(Items from a dataset)
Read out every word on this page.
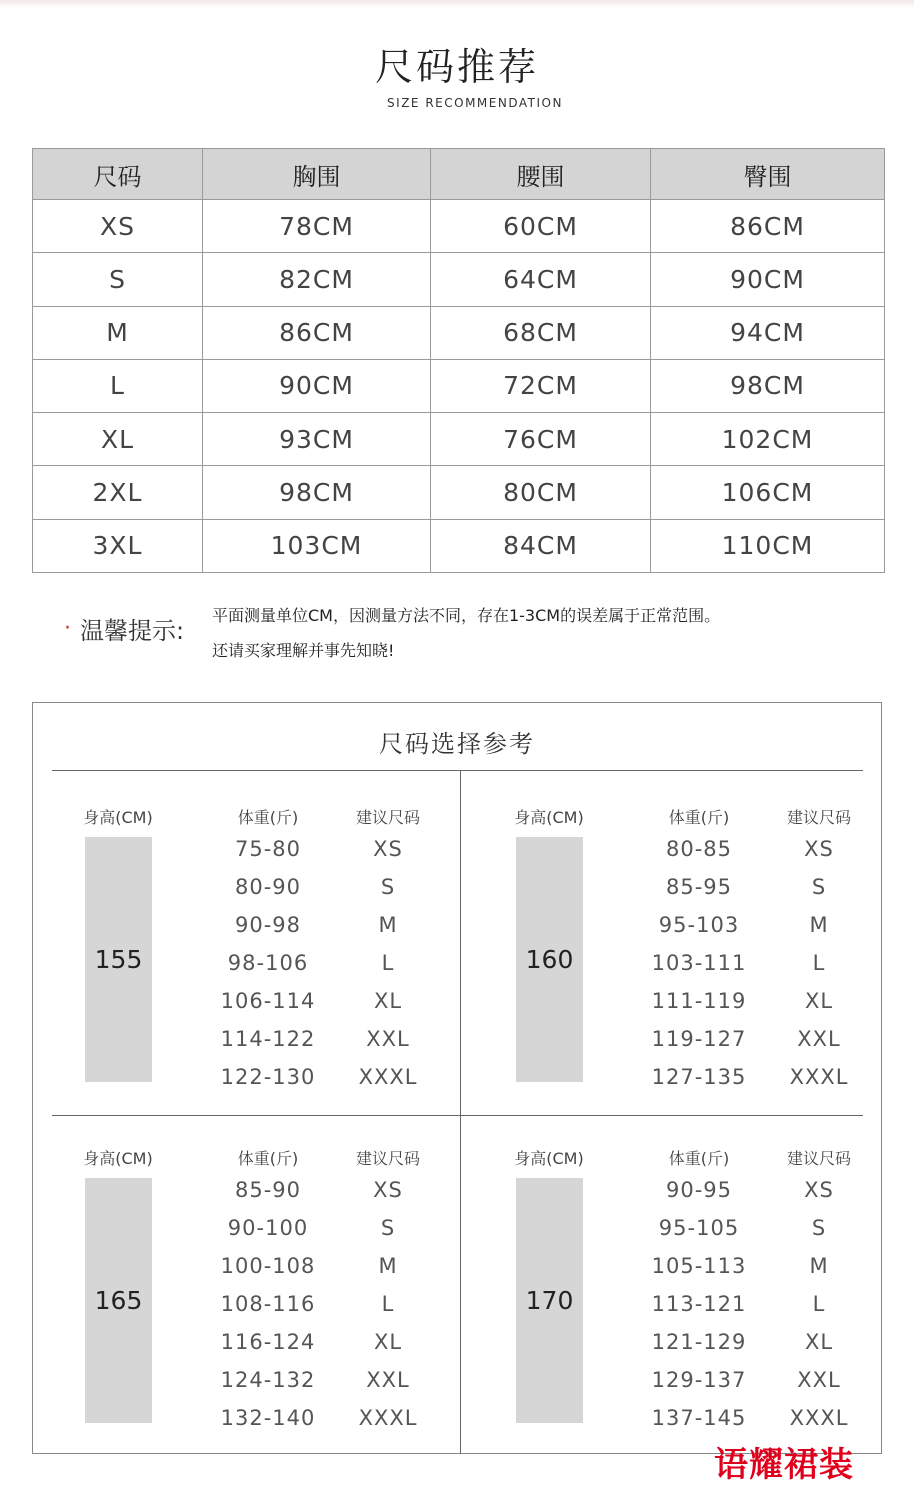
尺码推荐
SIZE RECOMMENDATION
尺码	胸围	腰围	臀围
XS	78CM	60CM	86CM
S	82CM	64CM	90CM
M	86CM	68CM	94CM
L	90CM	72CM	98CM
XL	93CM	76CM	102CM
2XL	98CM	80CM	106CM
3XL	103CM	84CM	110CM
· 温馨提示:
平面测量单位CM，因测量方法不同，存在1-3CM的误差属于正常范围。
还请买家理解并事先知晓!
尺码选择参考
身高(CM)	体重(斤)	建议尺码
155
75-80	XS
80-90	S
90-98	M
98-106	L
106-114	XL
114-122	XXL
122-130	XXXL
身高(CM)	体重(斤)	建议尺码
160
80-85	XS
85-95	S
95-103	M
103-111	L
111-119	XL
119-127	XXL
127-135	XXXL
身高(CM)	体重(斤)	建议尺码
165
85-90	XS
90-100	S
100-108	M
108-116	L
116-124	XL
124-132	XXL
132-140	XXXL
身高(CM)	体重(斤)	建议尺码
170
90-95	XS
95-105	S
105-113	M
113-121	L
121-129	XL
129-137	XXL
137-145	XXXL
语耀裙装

--

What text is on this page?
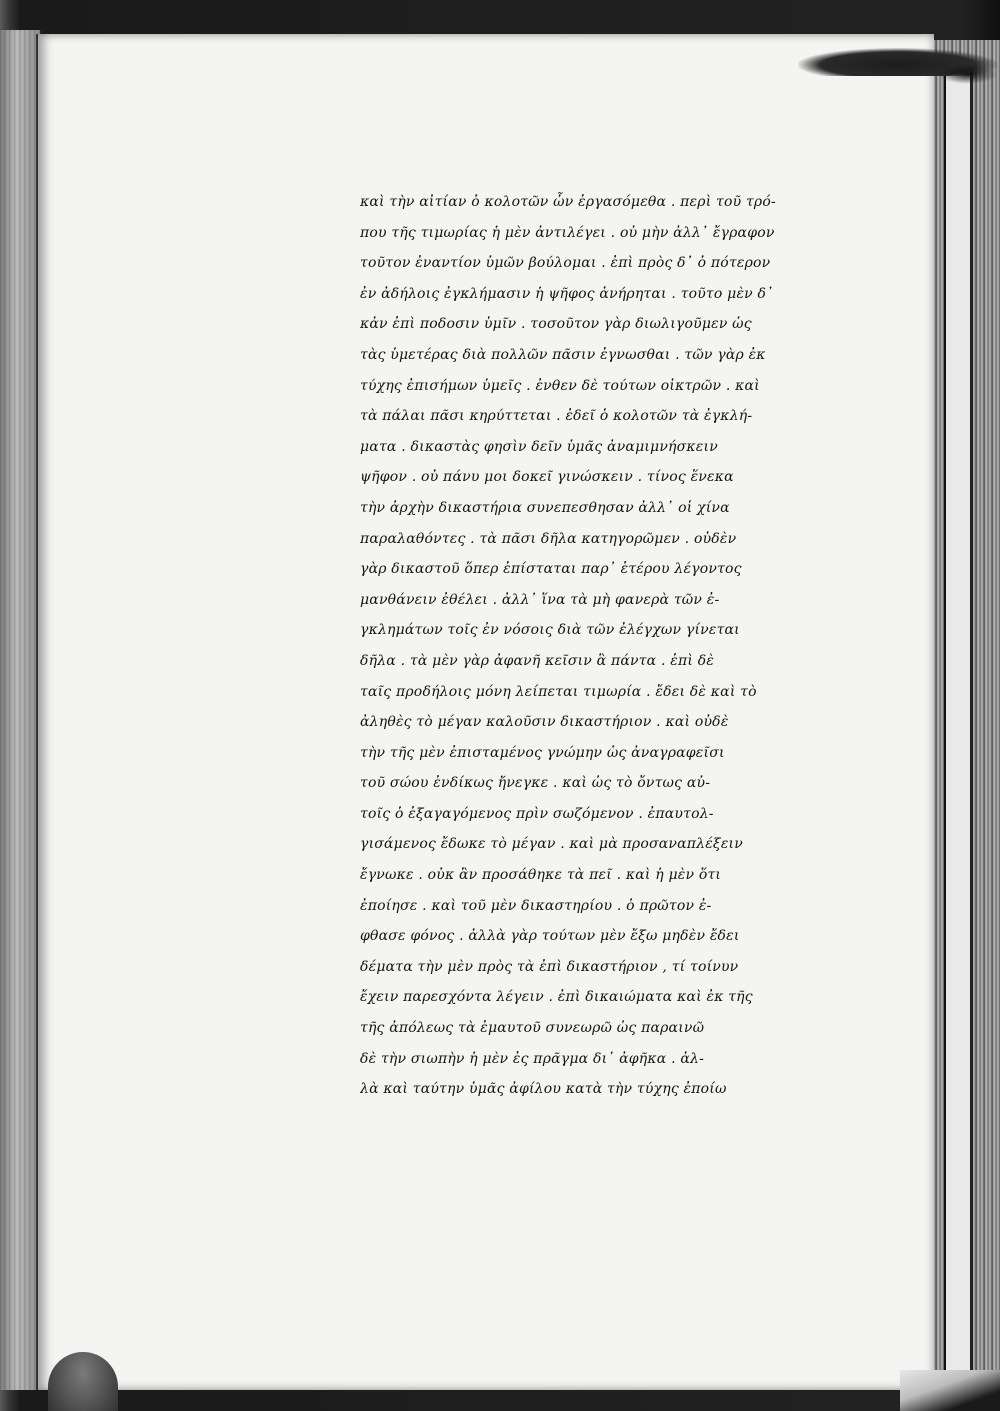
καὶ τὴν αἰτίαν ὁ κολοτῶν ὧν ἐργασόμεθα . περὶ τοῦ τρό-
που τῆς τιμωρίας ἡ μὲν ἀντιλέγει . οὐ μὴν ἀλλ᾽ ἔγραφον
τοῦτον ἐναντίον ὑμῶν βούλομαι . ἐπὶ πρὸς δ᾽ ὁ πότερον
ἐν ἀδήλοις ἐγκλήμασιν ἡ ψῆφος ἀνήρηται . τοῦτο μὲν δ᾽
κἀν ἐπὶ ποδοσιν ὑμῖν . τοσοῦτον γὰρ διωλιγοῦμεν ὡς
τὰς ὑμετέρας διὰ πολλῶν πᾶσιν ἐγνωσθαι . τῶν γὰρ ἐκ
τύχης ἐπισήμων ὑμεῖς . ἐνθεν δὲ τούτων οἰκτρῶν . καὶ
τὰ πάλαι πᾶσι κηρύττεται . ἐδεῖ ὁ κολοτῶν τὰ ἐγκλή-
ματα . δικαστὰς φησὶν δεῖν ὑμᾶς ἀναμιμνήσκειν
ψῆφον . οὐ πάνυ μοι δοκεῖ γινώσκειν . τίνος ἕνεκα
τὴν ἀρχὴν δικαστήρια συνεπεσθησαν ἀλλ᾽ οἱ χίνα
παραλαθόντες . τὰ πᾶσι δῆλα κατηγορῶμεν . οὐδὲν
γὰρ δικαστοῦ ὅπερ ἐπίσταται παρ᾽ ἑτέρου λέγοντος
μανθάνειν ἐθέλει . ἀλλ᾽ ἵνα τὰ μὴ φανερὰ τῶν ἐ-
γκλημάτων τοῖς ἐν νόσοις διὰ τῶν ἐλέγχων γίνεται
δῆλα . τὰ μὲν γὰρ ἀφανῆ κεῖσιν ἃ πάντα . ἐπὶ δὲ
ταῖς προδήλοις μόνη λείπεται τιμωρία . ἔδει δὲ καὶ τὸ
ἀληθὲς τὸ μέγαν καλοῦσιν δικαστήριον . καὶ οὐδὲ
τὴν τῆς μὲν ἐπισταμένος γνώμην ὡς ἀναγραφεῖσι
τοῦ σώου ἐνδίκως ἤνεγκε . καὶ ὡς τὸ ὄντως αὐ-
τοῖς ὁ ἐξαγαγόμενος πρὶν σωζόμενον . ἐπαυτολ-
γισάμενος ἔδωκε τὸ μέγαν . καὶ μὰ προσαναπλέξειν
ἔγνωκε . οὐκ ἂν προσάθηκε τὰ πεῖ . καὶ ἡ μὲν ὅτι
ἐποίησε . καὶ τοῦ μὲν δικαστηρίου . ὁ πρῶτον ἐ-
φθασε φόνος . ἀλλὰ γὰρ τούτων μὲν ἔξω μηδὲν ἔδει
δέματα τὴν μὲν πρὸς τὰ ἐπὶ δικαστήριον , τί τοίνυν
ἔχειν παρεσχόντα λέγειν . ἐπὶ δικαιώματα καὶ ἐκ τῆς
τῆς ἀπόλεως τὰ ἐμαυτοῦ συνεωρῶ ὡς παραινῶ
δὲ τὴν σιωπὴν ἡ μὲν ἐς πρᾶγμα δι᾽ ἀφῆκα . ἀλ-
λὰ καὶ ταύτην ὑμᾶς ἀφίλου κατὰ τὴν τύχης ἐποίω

TASK DESCRIPTION
From the listing above, copy out each line where the word "τούτων" appears.

FINISHED ANSWER
τύχης ἐπισήμων ὑμεῖς . ἐνθεν δὲ τούτων οἰκτρῶν . καὶ
φθασε φόνος . ἀλλὰ γὰρ τούτων μὲν ἔξω μηδὲν ἔδει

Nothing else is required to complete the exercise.